## WHAT THE TASK REQUIRES:
Establish how many lines in the material include the string "JSON" and report it as a lone number.

## INPUT:
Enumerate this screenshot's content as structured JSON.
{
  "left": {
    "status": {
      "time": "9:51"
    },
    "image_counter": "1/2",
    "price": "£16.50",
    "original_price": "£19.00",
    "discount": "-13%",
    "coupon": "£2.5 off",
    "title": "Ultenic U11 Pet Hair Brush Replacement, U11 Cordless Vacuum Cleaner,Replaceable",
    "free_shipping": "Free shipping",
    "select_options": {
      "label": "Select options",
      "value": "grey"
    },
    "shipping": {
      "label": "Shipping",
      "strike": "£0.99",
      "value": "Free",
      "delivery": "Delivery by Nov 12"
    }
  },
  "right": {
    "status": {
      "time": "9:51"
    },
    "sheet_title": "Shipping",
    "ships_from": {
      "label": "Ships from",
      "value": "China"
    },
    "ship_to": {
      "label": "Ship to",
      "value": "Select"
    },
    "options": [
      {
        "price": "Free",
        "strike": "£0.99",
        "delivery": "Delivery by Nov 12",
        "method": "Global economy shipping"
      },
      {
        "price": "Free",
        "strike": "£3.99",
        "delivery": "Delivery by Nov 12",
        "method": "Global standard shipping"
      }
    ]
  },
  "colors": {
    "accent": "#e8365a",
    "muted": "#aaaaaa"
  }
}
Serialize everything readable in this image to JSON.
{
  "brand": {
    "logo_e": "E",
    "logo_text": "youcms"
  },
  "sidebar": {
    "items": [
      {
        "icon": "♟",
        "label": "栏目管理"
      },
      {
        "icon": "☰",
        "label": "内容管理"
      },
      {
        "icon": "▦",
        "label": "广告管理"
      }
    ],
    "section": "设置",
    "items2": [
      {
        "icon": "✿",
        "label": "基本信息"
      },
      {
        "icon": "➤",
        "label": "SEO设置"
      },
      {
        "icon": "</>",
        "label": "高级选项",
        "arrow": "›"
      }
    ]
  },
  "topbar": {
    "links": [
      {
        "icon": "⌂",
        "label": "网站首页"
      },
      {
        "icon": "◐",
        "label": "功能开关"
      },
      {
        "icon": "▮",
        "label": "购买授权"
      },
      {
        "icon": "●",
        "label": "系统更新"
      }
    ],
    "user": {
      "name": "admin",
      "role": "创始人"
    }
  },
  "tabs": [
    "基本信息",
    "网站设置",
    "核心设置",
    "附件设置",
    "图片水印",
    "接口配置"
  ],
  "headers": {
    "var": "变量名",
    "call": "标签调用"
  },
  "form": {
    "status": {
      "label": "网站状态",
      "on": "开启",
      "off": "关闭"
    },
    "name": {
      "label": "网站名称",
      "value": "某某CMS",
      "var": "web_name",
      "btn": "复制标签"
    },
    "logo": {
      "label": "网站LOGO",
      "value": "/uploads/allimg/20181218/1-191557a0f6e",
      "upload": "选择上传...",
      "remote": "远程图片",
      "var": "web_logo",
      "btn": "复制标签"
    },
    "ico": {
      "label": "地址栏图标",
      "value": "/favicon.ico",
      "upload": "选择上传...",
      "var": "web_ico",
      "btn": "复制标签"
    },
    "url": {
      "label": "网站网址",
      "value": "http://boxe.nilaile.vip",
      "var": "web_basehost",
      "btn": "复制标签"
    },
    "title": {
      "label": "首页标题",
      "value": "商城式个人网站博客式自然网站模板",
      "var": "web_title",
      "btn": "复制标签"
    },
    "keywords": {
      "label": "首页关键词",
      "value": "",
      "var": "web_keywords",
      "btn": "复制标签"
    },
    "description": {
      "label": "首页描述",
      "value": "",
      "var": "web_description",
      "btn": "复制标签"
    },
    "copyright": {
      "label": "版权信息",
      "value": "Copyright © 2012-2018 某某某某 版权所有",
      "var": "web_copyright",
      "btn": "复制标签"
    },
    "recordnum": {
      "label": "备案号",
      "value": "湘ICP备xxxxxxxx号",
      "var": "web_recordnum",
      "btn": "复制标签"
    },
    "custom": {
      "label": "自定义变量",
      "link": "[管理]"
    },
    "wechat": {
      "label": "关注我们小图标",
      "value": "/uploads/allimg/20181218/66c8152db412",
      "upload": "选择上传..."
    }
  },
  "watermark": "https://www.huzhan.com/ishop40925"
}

## RESPONSE TO THIS EXERCISE:
2